May 1, or May Day as many of us refer to it, is known worldwide as International Workers’ Day. Here in the United States, and more specifically Nebraska, let us celebrate hard-working Americans past and present, multi-generational or newly arrived, and honor the important history behind International
Workers’ Day, which includes the movement for the 8-hour workday thanks to the efforts and sacrifices of organized labor.
Make no mistake about it, 2020 and 2021 have shown that many brave American workers still face vulnerabilities and exploitative practices in the workplace, such as the Meat Packing Plant Workers.
These thoughts are uncomfortable and a reality to many. Meat packing workers were deemed “Essential” by society, yet unworthy of data transparency regarding infection cases by plant, and in some locations, inadequate or delayed access to PPE and protections.
These factors resulted in a workforce that suffered wave after wave of COVID-19 infections during 2020. History will judge us by our treatment of our essential workers, and unfortunately, that judgment will not be favorable.
One of the takeaways of the COVID-19 pandemic is that going forward we must all make an intentional and collaborative effort to protect one another in the workplace. From a moral standpoint, the safety and well-being of the worker reflects the safety and well-being of our families and the community. From an economic standpoint, to quote President Franklin D. Roosevelt, “…the best customer of American
industry is the well-paid worker.”
So this May 1, in addition to grilling some carne asada as you sip your favorite beverage, please take a few moments and support the workers in your community. Here are a few easy actions you can take:
● Learn about legislation that protects workers, such as LB 241 “Meatpacking Employees COVID-19 Protection Act” from Senator Tony Vargas (District 7), which would require protections for workers inside meat processing plants. If you feel that workers in the plants should have basic,
enforceable protections against COVID-19 and it’s variants, you can submit online comments
regarding LB 241 on the NebraskaLegislature.gov website.
● Learn about the concept of Paid Sick Leave, and how some companies in Nebraska do not offer paid sick time to their employees. If you think a worker should be able to accrue, based on time working at an employer, the ability to take a paid sick day, then you can submit online comments on LB 258 “Healthy and Safe Families and Workplaces Act” on the NebraskaLegislature.gov
website, or by calling your local state senator.
● On the Federal side of things, Congress is considering the PRO Act (Protecting the Right to Organize Act), which would make it easier for workers to form Unions and engage in collective bargaining. You can reach out to Nebraska’s two U.S. Senators, Sen. Deb Fischer and Sen. Ben Sasse, to let them know your thoughts on this pro-Union legislation. In closing, I humbly ask all Nebraskans to think of the resilient workers that have kept our economy and our country going amid such adversity. From the workers on the ranches, to the workers in the restaurants, from health professionals to transportation professionals, we all owe workers a debt of gratitude.

### Data supplied
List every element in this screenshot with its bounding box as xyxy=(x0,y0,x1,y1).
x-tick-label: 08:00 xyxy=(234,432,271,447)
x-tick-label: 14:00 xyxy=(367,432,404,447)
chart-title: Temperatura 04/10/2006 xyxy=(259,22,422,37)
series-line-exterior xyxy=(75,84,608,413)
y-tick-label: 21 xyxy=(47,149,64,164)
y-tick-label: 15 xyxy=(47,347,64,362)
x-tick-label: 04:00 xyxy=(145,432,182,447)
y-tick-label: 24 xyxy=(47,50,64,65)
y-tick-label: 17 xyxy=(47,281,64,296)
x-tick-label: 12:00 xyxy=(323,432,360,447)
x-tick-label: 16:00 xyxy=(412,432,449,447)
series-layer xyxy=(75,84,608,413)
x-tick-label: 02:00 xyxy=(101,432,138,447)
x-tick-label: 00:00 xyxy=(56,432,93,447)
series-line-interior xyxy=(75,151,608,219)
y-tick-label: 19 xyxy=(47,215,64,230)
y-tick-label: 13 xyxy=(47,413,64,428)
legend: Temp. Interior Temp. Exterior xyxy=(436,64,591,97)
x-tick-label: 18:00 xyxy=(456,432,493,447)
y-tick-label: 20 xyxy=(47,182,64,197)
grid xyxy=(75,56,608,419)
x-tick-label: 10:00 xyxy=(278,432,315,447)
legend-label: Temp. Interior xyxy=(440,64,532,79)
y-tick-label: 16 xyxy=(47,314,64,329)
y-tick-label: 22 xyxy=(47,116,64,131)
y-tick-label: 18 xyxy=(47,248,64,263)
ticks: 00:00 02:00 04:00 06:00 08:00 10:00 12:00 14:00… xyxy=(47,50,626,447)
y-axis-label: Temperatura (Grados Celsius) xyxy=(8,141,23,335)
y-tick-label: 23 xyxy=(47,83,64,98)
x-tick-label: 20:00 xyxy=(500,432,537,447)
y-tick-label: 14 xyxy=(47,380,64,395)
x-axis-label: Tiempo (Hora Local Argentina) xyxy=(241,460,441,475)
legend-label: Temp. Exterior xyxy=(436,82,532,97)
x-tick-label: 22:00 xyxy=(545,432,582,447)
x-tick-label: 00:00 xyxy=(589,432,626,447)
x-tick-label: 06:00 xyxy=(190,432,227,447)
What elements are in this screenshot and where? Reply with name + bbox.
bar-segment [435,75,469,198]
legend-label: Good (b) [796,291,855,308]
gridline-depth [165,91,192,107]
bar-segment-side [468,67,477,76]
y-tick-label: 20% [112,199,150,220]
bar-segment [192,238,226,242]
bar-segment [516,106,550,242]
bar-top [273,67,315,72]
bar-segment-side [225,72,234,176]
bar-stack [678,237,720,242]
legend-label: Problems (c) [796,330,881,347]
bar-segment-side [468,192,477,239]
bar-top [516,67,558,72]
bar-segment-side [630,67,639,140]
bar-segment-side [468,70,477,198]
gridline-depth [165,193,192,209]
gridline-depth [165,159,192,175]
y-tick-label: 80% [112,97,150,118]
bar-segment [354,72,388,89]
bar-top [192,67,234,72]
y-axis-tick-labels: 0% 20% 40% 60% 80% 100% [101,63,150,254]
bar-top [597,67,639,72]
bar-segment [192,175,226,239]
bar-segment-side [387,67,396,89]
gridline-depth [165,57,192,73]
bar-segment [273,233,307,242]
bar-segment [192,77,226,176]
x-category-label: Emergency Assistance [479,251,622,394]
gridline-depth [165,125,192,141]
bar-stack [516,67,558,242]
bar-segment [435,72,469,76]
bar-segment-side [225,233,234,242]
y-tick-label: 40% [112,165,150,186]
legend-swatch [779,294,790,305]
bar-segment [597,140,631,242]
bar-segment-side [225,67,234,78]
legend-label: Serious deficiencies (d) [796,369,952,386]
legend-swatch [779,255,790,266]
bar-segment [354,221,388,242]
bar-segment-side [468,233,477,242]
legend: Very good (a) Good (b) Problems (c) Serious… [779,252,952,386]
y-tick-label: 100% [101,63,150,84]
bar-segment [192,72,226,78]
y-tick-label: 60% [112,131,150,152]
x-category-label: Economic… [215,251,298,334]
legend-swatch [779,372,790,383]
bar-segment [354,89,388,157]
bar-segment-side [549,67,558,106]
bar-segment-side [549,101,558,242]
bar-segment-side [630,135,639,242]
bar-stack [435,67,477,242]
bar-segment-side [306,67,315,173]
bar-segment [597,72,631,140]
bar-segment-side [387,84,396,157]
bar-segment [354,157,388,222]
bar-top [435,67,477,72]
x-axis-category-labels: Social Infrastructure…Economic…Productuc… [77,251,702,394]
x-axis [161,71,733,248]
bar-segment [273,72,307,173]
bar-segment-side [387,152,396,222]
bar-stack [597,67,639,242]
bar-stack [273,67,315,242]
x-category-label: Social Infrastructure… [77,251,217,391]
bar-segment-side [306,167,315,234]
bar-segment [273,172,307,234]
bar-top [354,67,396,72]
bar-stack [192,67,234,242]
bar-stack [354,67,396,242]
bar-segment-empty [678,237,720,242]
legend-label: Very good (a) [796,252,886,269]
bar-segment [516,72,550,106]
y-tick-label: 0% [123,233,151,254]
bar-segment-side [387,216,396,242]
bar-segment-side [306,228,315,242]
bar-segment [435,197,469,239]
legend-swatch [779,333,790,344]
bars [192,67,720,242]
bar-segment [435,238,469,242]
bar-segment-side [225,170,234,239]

### Activity
Using the May Day text, answer these:
(a) Which senator introduced LB 241, and what district does he represent?
(b) What is the full title of LB 258?
(c) Who are Nebraska's two U.S. Senators?
Answer using only the May Day text.

### Result of this exercise
(a) Senator Tony Vargas, District 7.
(b) "Healthy and Safe Families and Workplaces Act."
(c) Sen. Deb Fischer and Sen. Ben Sasse.